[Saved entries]
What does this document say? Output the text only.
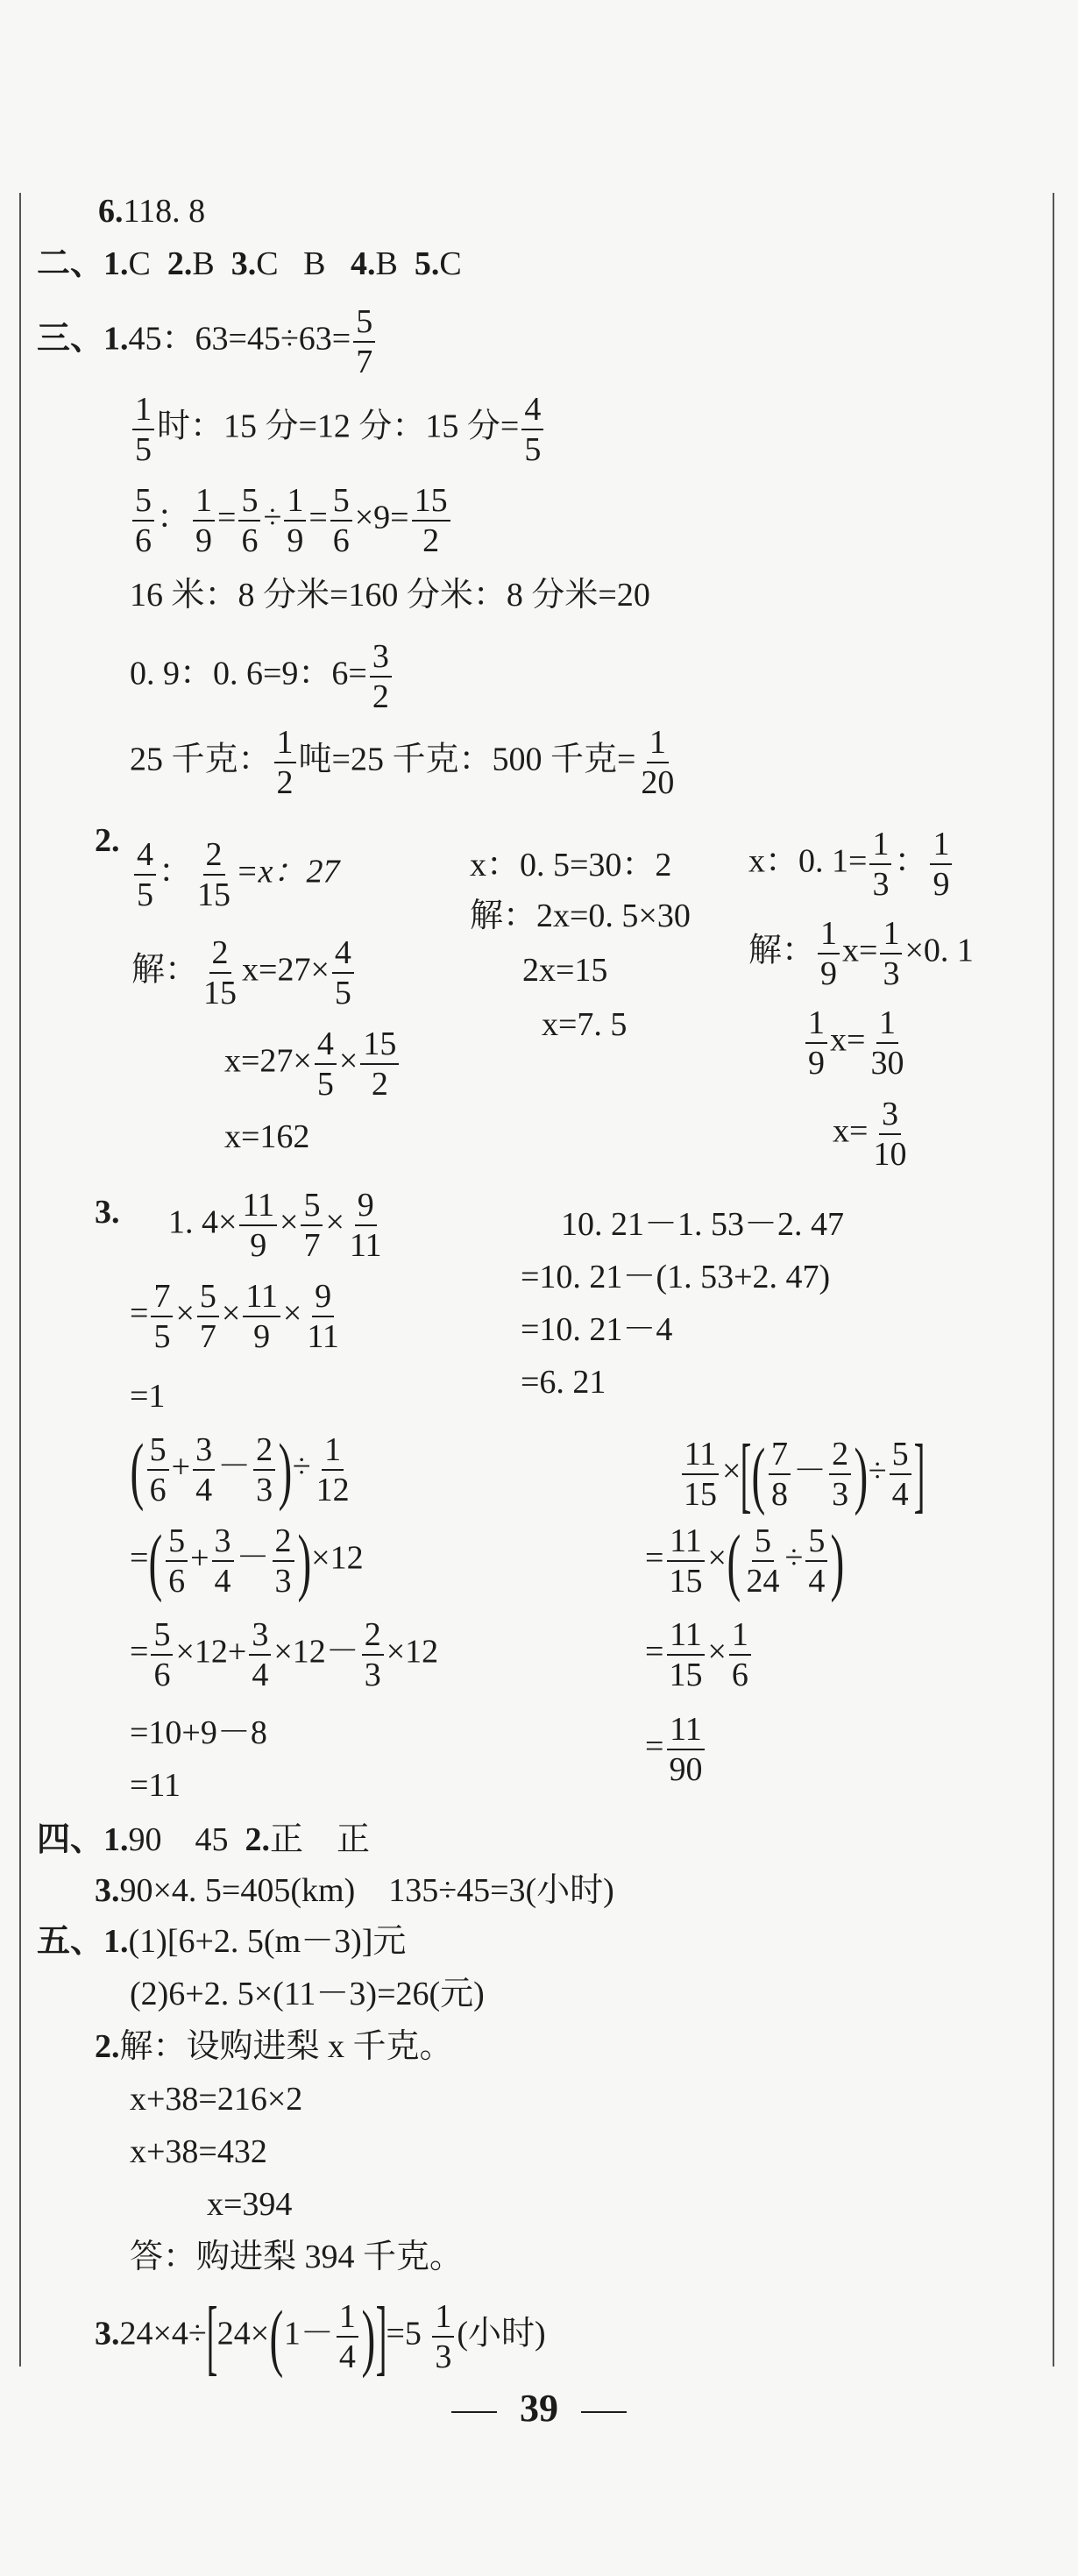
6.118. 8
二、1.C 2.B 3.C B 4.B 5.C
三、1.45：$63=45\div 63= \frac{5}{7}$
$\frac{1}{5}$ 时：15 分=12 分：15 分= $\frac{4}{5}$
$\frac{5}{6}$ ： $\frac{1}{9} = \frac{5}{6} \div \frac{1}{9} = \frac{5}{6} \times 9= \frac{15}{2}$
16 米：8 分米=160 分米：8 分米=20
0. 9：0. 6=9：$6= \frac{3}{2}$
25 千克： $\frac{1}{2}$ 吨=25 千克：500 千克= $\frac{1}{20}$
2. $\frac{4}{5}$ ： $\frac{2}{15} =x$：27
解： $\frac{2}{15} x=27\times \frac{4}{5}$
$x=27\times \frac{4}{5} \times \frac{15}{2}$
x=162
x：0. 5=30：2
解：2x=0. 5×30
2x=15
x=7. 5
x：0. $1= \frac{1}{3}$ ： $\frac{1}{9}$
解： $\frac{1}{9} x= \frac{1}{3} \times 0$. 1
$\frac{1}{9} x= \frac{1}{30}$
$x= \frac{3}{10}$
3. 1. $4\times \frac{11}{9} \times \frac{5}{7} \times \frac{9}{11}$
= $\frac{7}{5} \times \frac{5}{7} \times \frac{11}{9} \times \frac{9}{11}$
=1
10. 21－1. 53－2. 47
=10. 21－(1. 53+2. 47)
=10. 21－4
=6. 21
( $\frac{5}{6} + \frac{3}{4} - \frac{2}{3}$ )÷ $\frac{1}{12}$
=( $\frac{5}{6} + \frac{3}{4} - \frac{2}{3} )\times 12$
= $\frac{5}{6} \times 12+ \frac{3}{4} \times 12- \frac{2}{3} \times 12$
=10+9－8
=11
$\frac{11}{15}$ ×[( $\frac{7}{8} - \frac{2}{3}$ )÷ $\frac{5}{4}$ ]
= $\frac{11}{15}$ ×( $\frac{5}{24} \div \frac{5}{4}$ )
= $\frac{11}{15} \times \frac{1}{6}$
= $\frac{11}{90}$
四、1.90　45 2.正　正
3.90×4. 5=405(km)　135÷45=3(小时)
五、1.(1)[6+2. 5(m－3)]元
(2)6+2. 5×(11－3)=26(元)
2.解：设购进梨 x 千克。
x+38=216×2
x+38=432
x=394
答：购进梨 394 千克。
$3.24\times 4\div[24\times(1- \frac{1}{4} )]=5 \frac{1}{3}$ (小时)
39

=== The problem ===
From the records given above, reproduce all text exactly and exclude each picture.

=== Correct answer ===
What does this document say? Output the text only.
6.118. 8
二、1.C 2.B 3.C B 4.B 5.C
三、1.45：$63=45\div 63= \frac{5}{7}$
$\frac{1}{5}$ 时：15 分=12 分：15 分= $\frac{4}{5}$
$\frac{5}{6}$ ： $\frac{1}{9} = \frac{5}{6} \div \frac{1}{9} = \frac{5}{6} \times 9= \frac{15}{2}$
16 米：8 分米=160 分米：8 分米=20
0. 9：0. 6=9：$6= \frac{3}{2}$
25 千克： $\frac{1}{2}$ 吨=25 千克：500 千克= $\frac{1}{20}$
2. $\frac{4}{5}$ ： $\frac{2}{15} =x$：27
解： $\frac{2}{15} x=27\times \frac{4}{5}$
$x=27\times \frac{4}{5} \times \frac{15}{2}$
x=162
x：0. 5=30：2
解：2x=0. 5×30
2x=15
x=7. 5
x：0. $1= \frac{1}{3}$ ： $\frac{1}{9}$
解： $\frac{1}{9} x= \frac{1}{3} \times 0$. 1
$\frac{1}{9} x= \frac{1}{30}$
$x= \frac{3}{10}$
3. 1. $4\times \frac{11}{9} \times \frac{5}{7} \times \frac{9}{11}$
= $\frac{7}{5} \times \frac{5}{7} \times \frac{11}{9} \times \frac{9}{11}$
=1
10. 21－1. 53－2. 47
=10. 21－(1. 53+2. 47)
=10. 21－4
=6. 21
( $\frac{5}{6} + \frac{3}{4} - \frac{2}{3}$ )÷ $\frac{1}{12}$
=( $\frac{5}{6} + \frac{3}{4} - \frac{2}{3} )\times 12$
= $\frac{5}{6} \times 12+ \frac{3}{4} \times 12- \frac{2}{3} \times 12$
=10+9－8
=11
$\frac{11}{15}$ ×[( $\frac{7}{8} - \frac{2}{3}$ )÷ $\frac{5}{4}$ ]
= $\frac{11}{15}$ ×( $\frac{5}{24} \div \frac{5}{4}$ )
= $\frac{11}{15} \times \frac{1}{6}$
= $\frac{11}{90}$
四、1.90　45 2.正　正
3.90×4. 5=405(km)　135÷45=3(小时)
五、1.(1)[6+2. 5(m－3)]元
(2)6+2. 5×(11－3)=26(元)
2.解：设购进梨 x 千克。
x+38=216×2
x+38=432
x=394
答：购进梨 394 千克。
$3.24\times 4\div[24\times(1- \frac{1}{4} )]=5 \frac{1}{3}$ (小时)
39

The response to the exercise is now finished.